Excerpts from a figure dataset -

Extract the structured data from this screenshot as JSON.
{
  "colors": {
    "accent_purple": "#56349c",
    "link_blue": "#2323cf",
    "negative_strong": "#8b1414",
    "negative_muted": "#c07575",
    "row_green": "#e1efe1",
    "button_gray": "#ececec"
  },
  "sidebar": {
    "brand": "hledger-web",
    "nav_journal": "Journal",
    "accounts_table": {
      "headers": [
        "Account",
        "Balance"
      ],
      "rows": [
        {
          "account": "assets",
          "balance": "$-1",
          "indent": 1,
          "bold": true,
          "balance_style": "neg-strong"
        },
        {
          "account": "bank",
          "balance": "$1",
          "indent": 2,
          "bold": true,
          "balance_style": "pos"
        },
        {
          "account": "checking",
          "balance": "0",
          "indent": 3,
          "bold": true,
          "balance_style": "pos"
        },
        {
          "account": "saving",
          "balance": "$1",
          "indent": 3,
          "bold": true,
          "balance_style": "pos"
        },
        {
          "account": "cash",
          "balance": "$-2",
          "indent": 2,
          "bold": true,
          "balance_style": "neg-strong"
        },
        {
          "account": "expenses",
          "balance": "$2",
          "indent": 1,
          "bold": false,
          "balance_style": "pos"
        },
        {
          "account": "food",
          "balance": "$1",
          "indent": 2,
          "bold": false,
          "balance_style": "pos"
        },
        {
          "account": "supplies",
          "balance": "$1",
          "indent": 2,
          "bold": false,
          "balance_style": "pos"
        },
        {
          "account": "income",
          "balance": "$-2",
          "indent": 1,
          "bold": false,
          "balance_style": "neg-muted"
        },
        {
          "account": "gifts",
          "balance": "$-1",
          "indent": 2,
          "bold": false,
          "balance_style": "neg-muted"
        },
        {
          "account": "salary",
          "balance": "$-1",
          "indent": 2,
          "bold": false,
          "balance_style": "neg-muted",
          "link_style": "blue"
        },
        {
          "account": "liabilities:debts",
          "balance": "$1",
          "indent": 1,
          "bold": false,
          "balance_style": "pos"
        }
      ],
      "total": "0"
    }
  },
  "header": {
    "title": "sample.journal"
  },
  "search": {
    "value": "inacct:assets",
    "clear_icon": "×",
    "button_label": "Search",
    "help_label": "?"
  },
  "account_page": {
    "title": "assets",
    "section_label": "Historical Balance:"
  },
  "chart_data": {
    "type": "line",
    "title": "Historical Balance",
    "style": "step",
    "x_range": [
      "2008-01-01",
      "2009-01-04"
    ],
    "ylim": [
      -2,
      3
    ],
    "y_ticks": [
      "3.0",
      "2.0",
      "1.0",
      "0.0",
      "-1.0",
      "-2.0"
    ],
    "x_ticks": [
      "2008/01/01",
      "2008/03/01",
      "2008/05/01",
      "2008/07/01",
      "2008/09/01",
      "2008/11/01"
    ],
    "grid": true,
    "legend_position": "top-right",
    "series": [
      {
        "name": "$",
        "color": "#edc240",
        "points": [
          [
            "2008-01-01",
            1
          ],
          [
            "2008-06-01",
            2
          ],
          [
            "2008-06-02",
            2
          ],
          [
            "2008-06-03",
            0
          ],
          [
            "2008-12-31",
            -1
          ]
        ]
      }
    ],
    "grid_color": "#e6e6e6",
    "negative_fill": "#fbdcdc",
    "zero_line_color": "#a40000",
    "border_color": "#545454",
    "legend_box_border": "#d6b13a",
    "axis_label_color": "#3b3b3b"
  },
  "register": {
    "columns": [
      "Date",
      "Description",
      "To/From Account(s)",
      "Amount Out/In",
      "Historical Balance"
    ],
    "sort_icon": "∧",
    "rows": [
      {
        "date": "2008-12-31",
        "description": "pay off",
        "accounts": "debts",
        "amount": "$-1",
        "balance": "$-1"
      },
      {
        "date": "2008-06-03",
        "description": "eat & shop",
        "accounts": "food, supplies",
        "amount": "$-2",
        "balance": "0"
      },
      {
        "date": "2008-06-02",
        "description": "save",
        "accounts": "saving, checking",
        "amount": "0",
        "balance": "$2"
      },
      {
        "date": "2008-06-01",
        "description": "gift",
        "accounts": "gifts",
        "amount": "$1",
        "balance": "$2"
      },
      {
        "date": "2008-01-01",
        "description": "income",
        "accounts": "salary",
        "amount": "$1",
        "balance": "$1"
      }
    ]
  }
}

Problem requirements - Above are some records; extract every one of them exactly.

Exercise response -
Extract the structured data from this screenshot as JSON.
{
  "colors": {
    "accent_purple": "#56349c",
    "link_blue": "#2323cf",
    "negative_strong": "#8b1414",
    "negative_muted": "#c07575",
    "row_green": "#e1efe1",
    "button_gray": "#ececec"
  },
  "sidebar": {
    "brand": "hledger-web",
    "nav_journal": "Journal",
    "accounts_table": {
      "headers": [
        "Account",
        "Balance"
      ],
      "rows": [
        {
          "account": "assets",
          "balance": "$-1",
          "indent": 1,
          "bold": true,
          "balance_style": "neg-strong"
        },
        {
          "account": "bank",
          "balance": "$1",
          "indent": 2,
          "bold": true,
          "balance_style": "pos"
        },
        {
          "account": "checking",
          "balance": "0",
          "indent": 3,
          "bold": true,
          "balance_style": "pos"
        },
        {
          "account": "saving",
          "balance": "$1",
          "indent": 3,
          "bold": true,
          "balance_style": "pos"
        },
        {
          "account": "cash",
          "balance": "$-2",
          "indent": 2,
          "bold": true,
          "balance_style": "neg-strong"
        },
        {
          "account": "expenses",
          "balance": "$2",
          "indent": 1,
          "bold": false,
          "balance_style": "pos"
        },
        {
          "account": "food",
          "balance": "$1",
          "indent": 2,
          "bold": false,
          "balance_style": "pos"
        },
        {
          "account": "supplies",
          "balance": "$1",
          "indent": 2,
          "bold": false,
          "balance_style": "pos"
        },
        {
          "account": "income",
          "balance": "$-2",
          "indent": 1,
          "bold": false,
          "balance_style": "neg-muted"
        },
        {
          "account": "gifts",
          "balance": "$-1",
          "indent": 2,
          "bold": false,
          "balance_style": "neg-muted"
        },
        {
          "account": "salary",
          "balance": "$-1",
          "indent": 2,
          "bold": false,
          "balance_style": "neg-muted",
          "link_style": "blue"
        },
        {
          "account": "liabilities:debts",
          "balance": "$1",
          "indent": 1,
          "bold": false,
          "balance_style": "pos"
        }
      ],
      "total": "0"
    }
  },
  "header": {
    "title": "sample.journal"
  },
  "search": {
    "value": "inacct:assets",
    "clear_icon": "×",
    "button_label": "Search",
    "help_label": "?"
  },
  "account_page": {
    "title": "assets",
    "section_label": "Historical Balance:"
  },
  "chart_data": {
    "type": "line",
    "title": "Historical Balance",
    "style": "step",
    "x_range": [
      "2008-01-01",
      "2009-01-04"
    ],
    "ylim": [
      -2,
      3
    ],
    "y_ticks": [
      "3.0",
      "2.0",
      "1.0",
      "0.0",
      "-1.0",
      "-2.0"
    ],
    "x_ticks": [
      "2008/01/01",
      "2008/03/01",
      "2008/05/01",
      "2008/07/01",
      "2008/09/01",
      "2008/11/01"
    ],
    "grid": true,
    "legend_position": "top-right",
    "series": [
      {
        "name": "$",
        "color": "#edc240",
        "points": [
          [
            "2008-01-01",
            1
          ],
          [
            "2008-06-01",
            2
          ],
          [
            "2008-06-02",
            2
          ],
          [
            "2008-06-03",
            0
          ],
          [
            "2008-12-31",
            -1
          ]
        ]
      }
    ],
    "grid_color": "#e6e6e6",
    "negative_fill": "#fbdcdc",
    "zero_line_color": "#a40000",
    "border_color": "#545454",
    "legend_box_border": "#d6b13a",
    "axis_label_color": "#3b3b3b"
  },
  "register": {
    "columns": [
      "Date",
      "Description",
      "To/From Account(s)",
      "Amount Out/In",
      "Historical Balance"
    ],
    "sort_icon": "∧",
    "rows": [
      {
        "date": "2008-12-31",
        "description": "pay off",
        "accounts": "debts",
        "amount": "$-1",
        "balance": "$-1"
      },
      {
        "date": "2008-06-03",
        "description": "eat & shop",
        "accounts": "food, supplies",
        "amount": "$-2",
        "balance": "0"
      },
      {
        "date": "2008-06-02",
        "description": "save",
        "accounts": "saving, checking",
        "amount": "0",
        "balance": "$2"
      },
      {
        "date": "2008-06-01",
        "description": "gift",
        "accounts": "gifts",
        "amount": "$1",
        "balance": "$2"
      },
      {
        "date": "2008-01-01",
        "description": "income",
        "accounts": "salary",
        "amount": "$1",
        "balance": "$1"
      }
    ]
  }
}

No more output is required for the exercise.